__Written problem__. According to the commentary on US wealth distribution, how much was total family wealth in the US in 2013 in real terms, and what was it in 1989?

__Source document__.
Yes, the ‘politics of envy’. That is one of the epithets that the neo-liberal apologists use to defend the fact that the top-end-of-town are increasingly seizing the major proportion of any growth in wealth. They claim that shifts in the distribution of wealth and income do not matter if the levels of each distributional cohort (say, a decile or quintile) are all moving up. They ask the question: Why should a poor person care if a rich person is getting much richer as long as the poor are becoming less poor in absolute terms? The facts are that in advanced countries, the wealth accumulation of the last three decades has not been particularly beneficial to the poorest members of society. The rich have experienced massive gains in wealth even if the poor have enjoyed modest gains. But in the US, not only has the wealth distribution moved heavily towards the top end, the bottom 50 per cent now have less wealth than they had before the GFC began and have not increased their wealth since 1989 (when comparable data is available). And further, even if the bottom end of the distribution improved their absolute position, it still remains a major problem for wealth to be increasingly concentrated among the rich. It erodes the democratic process and increases social polarisation.
I was listening to a radio program the other evening (while driving) where the presenter hammered on about what she claimed to be the stupidity of the progressive obsession with distributional issues (wealth and income). She had an American conservative commentator on who claimed that everyone in the US were wealthier now as a result of the increasing neo-liberalisation of the economy since the 1980s.
He was referring to the financial deregulation that really took hold in the last 1980s and beyond.
I had recalled reading a document analysing the US distribution of wealth from last year which had led me to believe that the poor have become poorer in the US over the 8 or 9 years.
So I did some digging back in my notes to see whether my recall was contrary to what the radio program had been saying. This is what I came up.
On August 18, 2016, the US Congressional Budget Office released a report – Trends in Family Wealth, 1989 to 2013.
The headline fact is that in real terms, family wealth in the US in 2013 was $US67 trillion up from $US30 trillion in 1989.
The distribution of this wealth has become more skewed over the last 30 years.

[Some records]
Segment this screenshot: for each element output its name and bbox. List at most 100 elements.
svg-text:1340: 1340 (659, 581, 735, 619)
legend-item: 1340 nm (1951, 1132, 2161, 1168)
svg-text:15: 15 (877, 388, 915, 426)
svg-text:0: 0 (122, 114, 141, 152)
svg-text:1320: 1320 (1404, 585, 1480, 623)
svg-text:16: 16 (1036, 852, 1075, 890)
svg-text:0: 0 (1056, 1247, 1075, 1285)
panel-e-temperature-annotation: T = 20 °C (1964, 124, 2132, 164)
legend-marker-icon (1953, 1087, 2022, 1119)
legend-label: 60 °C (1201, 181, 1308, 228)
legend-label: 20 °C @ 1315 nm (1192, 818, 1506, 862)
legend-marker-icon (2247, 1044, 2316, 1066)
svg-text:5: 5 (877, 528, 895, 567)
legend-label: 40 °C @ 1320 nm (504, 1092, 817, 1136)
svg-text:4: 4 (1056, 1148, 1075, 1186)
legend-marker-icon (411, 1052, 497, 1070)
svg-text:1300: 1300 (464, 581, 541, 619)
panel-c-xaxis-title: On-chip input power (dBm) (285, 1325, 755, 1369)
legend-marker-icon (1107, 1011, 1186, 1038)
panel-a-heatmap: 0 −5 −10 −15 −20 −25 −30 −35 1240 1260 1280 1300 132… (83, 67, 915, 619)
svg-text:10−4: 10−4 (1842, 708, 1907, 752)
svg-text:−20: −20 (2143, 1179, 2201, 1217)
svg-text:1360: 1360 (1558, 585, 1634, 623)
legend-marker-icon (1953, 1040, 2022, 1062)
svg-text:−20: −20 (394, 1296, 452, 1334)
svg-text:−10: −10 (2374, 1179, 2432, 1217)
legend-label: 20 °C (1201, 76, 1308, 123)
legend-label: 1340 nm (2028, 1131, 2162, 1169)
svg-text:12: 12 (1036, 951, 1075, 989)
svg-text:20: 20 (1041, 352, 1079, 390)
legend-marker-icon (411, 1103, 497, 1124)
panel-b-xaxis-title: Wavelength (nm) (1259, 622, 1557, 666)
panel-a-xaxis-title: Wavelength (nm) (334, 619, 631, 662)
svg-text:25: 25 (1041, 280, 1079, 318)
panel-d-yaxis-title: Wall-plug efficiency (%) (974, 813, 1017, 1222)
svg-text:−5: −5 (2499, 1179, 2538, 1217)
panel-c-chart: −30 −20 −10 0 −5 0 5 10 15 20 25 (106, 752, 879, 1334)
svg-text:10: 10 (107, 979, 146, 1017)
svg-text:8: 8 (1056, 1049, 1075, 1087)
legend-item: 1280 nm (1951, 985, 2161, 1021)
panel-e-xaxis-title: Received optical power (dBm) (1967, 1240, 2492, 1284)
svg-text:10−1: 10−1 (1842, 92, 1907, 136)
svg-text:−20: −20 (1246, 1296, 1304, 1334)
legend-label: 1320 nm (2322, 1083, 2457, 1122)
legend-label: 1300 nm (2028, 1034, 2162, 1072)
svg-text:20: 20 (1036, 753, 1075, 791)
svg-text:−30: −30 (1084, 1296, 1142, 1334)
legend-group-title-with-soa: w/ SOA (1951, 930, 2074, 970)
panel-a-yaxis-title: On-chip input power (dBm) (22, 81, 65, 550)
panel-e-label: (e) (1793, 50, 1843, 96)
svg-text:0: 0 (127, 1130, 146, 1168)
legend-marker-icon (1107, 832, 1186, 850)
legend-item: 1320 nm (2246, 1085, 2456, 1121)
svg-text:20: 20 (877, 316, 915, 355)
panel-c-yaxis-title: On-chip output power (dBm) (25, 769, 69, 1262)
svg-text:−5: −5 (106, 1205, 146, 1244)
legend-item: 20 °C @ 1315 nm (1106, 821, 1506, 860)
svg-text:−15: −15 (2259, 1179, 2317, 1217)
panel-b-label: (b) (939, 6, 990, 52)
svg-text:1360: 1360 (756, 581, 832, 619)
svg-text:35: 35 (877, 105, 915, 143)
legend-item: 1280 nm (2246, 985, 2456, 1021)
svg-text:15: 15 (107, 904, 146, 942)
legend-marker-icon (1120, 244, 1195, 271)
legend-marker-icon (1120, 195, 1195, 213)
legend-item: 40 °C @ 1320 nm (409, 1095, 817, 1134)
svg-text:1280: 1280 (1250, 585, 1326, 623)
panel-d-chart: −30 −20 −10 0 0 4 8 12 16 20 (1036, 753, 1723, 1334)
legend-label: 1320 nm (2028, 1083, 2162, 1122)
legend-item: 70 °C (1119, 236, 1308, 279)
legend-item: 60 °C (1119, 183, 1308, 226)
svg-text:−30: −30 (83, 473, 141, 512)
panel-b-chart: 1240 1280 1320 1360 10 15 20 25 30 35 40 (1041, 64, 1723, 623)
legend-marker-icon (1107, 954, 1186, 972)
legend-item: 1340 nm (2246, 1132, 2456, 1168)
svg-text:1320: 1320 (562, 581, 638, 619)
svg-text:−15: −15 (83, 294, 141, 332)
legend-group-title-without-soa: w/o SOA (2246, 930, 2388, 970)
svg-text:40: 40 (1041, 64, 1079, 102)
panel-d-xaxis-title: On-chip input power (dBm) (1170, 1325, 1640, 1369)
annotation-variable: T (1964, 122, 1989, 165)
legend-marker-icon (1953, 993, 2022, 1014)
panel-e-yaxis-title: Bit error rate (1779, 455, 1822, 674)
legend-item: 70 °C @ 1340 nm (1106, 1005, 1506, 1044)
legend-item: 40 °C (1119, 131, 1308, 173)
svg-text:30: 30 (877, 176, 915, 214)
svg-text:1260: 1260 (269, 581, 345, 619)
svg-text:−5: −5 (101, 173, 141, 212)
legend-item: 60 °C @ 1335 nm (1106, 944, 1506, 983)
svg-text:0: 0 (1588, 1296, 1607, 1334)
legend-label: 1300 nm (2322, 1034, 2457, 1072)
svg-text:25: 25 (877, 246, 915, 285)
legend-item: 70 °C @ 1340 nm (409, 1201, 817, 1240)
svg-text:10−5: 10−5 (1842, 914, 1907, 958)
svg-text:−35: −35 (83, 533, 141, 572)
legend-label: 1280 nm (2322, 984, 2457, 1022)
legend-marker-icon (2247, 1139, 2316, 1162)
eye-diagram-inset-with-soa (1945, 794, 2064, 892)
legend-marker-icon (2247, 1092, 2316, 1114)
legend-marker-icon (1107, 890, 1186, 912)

__Exercise output__. It was $US67 trillion in 2013, up from $US30 trillion in 1989.